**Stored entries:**
***

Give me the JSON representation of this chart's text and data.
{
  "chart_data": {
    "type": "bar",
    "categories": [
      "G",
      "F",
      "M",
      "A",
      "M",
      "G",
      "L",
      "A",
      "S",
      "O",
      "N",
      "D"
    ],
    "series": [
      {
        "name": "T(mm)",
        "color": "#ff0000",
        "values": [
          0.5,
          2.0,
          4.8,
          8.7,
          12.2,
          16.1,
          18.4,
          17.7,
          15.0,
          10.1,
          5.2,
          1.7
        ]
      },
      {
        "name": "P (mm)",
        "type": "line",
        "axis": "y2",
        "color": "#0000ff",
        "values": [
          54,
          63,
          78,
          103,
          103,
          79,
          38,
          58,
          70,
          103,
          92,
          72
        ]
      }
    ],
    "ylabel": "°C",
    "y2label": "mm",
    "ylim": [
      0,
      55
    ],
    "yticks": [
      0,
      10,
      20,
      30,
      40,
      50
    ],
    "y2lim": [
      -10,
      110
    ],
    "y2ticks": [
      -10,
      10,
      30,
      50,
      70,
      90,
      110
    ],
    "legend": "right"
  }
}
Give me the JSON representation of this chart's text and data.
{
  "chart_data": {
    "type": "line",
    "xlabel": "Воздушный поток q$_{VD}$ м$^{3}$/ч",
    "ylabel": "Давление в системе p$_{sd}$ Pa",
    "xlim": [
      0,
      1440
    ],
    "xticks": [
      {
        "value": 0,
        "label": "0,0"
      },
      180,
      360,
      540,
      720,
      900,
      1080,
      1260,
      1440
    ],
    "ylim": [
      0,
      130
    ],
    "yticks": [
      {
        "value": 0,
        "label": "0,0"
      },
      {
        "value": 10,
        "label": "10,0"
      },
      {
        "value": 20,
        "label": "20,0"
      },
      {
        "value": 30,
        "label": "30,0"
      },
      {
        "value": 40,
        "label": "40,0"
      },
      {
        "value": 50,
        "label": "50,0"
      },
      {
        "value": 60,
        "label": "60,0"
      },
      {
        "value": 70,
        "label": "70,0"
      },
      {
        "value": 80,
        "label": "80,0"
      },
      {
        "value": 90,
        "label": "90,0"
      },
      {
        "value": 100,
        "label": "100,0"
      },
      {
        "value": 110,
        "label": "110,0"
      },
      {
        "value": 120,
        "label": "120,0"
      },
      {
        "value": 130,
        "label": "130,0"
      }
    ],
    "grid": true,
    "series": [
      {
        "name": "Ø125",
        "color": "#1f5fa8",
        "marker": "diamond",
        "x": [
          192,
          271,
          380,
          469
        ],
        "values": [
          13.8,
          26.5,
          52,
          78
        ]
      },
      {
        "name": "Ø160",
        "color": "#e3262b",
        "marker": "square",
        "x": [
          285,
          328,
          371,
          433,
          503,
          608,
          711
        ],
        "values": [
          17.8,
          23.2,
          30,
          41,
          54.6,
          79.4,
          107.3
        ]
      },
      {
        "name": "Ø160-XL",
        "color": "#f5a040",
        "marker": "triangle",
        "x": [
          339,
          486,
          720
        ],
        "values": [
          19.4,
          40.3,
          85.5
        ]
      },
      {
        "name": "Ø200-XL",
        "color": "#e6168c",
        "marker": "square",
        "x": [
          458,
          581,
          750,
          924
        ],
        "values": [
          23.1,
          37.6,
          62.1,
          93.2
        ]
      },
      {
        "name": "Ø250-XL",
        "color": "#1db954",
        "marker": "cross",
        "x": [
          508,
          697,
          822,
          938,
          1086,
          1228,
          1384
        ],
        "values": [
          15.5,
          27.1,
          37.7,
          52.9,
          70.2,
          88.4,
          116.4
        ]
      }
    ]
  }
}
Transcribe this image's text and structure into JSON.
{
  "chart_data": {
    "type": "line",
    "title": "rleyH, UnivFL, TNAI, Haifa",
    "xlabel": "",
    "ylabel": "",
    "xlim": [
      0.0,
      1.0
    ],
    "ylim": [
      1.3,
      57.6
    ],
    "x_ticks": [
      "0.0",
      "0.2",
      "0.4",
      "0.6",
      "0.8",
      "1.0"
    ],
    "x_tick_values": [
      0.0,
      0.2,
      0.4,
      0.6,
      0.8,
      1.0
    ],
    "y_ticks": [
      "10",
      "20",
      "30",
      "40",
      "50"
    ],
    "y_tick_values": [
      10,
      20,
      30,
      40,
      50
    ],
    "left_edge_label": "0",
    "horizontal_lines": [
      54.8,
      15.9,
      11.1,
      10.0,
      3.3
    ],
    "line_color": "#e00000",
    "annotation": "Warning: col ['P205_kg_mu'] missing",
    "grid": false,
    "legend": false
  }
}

***

**TO DO:** Each line in the material above must be retyped without alteration.

**PROBLEM SOLUTION:**
Give me the JSON representation of this chart's text and data.
{
  "chart_data": {
    "type": "bar",
    "categories": [
      "G",
      "F",
      "M",
      "A",
      "M",
      "G",
      "L",
      "A",
      "S",
      "O",
      "N",
      "D"
    ],
    "series": [
      {
        "name": "T(mm)",
        "color": "#ff0000",
        "values": [
          0.5,
          2.0,
          4.8,
          8.7,
          12.2,
          16.1,
          18.4,
          17.7,
          15.0,
          10.1,
          5.2,
          1.7
        ]
      },
      {
        "name": "P (mm)",
        "type": "line",
        "axis": "y2",
        "color": "#0000ff",
        "values": [
          54,
          63,
          78,
          103,
          103,
          79,
          38,
          58,
          70,
          103,
          92,
          72
        ]
      }
    ],
    "ylabel": "°C",
    "y2label": "mm",
    "ylim": [
      0,
      55
    ],
    "yticks": [
      0,
      10,
      20,
      30,
      40,
      50
    ],
    "y2lim": [
      -10,
      110
    ],
    "y2ticks": [
      -10,
      10,
      30,
      50,
      70,
      90,
      110
    ],
    "legend": "right"
  }
}
Give me the JSON representation of this chart's text and data.
{
  "chart_data": {
    "type": "line",
    "xlabel": "Воздушный поток q$_{VD}$ м$^{3}$/ч",
    "ylabel": "Давление в системе p$_{sd}$ Pa",
    "xlim": [
      0,
      1440
    ],
    "xticks": [
      {
        "value": 0,
        "label": "0,0"
      },
      180,
      360,
      540,
      720,
      900,
      1080,
      1260,
      1440
    ],
    "ylim": [
      0,
      130
    ],
    "yticks": [
      {
        "value": 0,
        "label": "0,0"
      },
      {
        "value": 10,
        "label": "10,0"
      },
      {
        "value": 20,
        "label": "20,0"
      },
      {
        "value": 30,
        "label": "30,0"
      },
      {
        "value": 40,
        "label": "40,0"
      },
      {
        "value": 50,
        "label": "50,0"
      },
      {
        "value": 60,
        "label": "60,0"
      },
      {
        "value": 70,
        "label": "70,0"
      },
      {
        "value": 80,
        "label": "80,0"
      },
      {
        "value": 90,
        "label": "90,0"
      },
      {
        "value": 100,
        "label": "100,0"
      },
      {
        "value": 110,
        "label": "110,0"
      },
      {
        "value": 120,
        "label": "120,0"
      },
      {
        "value": 130,
        "label": "130,0"
      }
    ],
    "grid": true,
    "series": [
      {
        "name": "Ø125",
        "color": "#1f5fa8",
        "marker": "diamond",
        "x": [
          192,
          271,
          380,
          469
        ],
        "values": [
          13.8,
          26.5,
          52,
          78
        ]
      },
      {
        "name": "Ø160",
        "color": "#e3262b",
        "marker": "square",
        "x": [
          285,
          328,
          371,
          433,
          503,
          608,
          711
        ],
        "values": [
          17.8,
          23.2,
          30,
          41,
          54.6,
          79.4,
          107.3
        ]
      },
      {
        "name": "Ø160-XL",
        "color": "#f5a040",
        "marker": "triangle",
        "x": [
          339,
          486,
          720
        ],
        "values": [
          19.4,
          40.3,
          85.5
        ]
      },
      {
        "name": "Ø200-XL",
        "color": "#e6168c",
        "marker": "square",
        "x": [
          458,
          581,
          750,
          924
        ],
        "values": [
          23.1,
          37.6,
          62.1,
          93.2
        ]
      },
      {
        "name": "Ø250-XL",
        "color": "#1db954",
        "marker": "cross",
        "x": [
          508,
          697,
          822,
          938,
          1086,
          1228,
          1384
        ],
        "values": [
          15.5,
          27.1,
          37.7,
          52.9,
          70.2,
          88.4,
          116.4
        ]
      }
    ]
  }
}
Transcribe this image's text and structure into JSON.
{
  "chart_data": {
    "type": "line",
    "title": "rleyH, UnivFL, TNAI, Haifa",
    "xlabel": "",
    "ylabel": "",
    "xlim": [
      0.0,
      1.0
    ],
    "ylim": [
      1.3,
      57.6
    ],
    "x_ticks": [
      "0.0",
      "0.2",
      "0.4",
      "0.6",
      "0.8",
      "1.0"
    ],
    "x_tick_values": [
      0.0,
      0.2,
      0.4,
      0.6,
      0.8,
      1.0
    ],
    "y_ticks": [
      "10",
      "20",
      "30",
      "40",
      "50"
    ],
    "y_tick_values": [
      10,
      20,
      30,
      40,
      50
    ],
    "left_edge_label": "0",
    "horizontal_lines": [
      54.8,
      15.9,
      11.1,
      10.0,
      3.3
    ],
    "line_color": "#e00000",
    "annotation": "Warning: col ['P205_kg_mu'] missing",
    "grid": false,
    "legend": false
  }
}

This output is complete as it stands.